RECORD EXTRACTS:

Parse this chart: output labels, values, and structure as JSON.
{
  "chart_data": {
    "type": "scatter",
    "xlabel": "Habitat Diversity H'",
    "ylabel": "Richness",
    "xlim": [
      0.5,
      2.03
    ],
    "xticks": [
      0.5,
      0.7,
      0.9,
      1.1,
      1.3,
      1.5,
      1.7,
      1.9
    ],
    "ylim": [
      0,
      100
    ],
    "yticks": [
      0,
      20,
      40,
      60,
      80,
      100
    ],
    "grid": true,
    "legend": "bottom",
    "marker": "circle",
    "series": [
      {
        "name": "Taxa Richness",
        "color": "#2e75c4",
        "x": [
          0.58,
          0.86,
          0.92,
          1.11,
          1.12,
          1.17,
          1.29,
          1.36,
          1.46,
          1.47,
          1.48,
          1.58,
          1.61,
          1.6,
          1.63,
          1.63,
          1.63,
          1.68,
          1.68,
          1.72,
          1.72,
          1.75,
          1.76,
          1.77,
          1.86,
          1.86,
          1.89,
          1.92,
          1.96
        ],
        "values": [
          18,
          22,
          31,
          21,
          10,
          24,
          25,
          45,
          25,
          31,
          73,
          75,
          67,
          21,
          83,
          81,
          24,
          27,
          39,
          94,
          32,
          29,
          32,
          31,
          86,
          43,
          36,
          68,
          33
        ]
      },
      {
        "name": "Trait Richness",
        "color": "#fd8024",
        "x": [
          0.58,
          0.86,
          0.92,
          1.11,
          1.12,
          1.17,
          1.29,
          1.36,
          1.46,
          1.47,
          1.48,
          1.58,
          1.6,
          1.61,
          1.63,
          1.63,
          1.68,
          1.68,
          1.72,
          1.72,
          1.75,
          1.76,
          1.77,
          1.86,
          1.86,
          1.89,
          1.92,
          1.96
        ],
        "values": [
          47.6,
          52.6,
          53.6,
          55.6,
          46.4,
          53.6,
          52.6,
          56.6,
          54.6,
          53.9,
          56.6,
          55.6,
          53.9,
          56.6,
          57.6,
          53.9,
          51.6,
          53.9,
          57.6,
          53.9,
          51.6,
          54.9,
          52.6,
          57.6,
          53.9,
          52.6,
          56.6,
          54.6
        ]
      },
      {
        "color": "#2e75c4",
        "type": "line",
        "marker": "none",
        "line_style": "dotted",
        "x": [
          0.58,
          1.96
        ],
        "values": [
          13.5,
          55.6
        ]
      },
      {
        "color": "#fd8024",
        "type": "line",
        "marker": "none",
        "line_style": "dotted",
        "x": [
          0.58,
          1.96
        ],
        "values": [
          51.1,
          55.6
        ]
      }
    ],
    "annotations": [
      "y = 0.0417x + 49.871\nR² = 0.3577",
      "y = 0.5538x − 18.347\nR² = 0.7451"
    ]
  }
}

PROBLEM DESCRIPTION:
Show every line of the records above that contains the word "Richness".

PROBLEM SOLUTION:
    "ylabel": "Richness",
        "name": "Taxa Richness",
        "name": "Trait Richness",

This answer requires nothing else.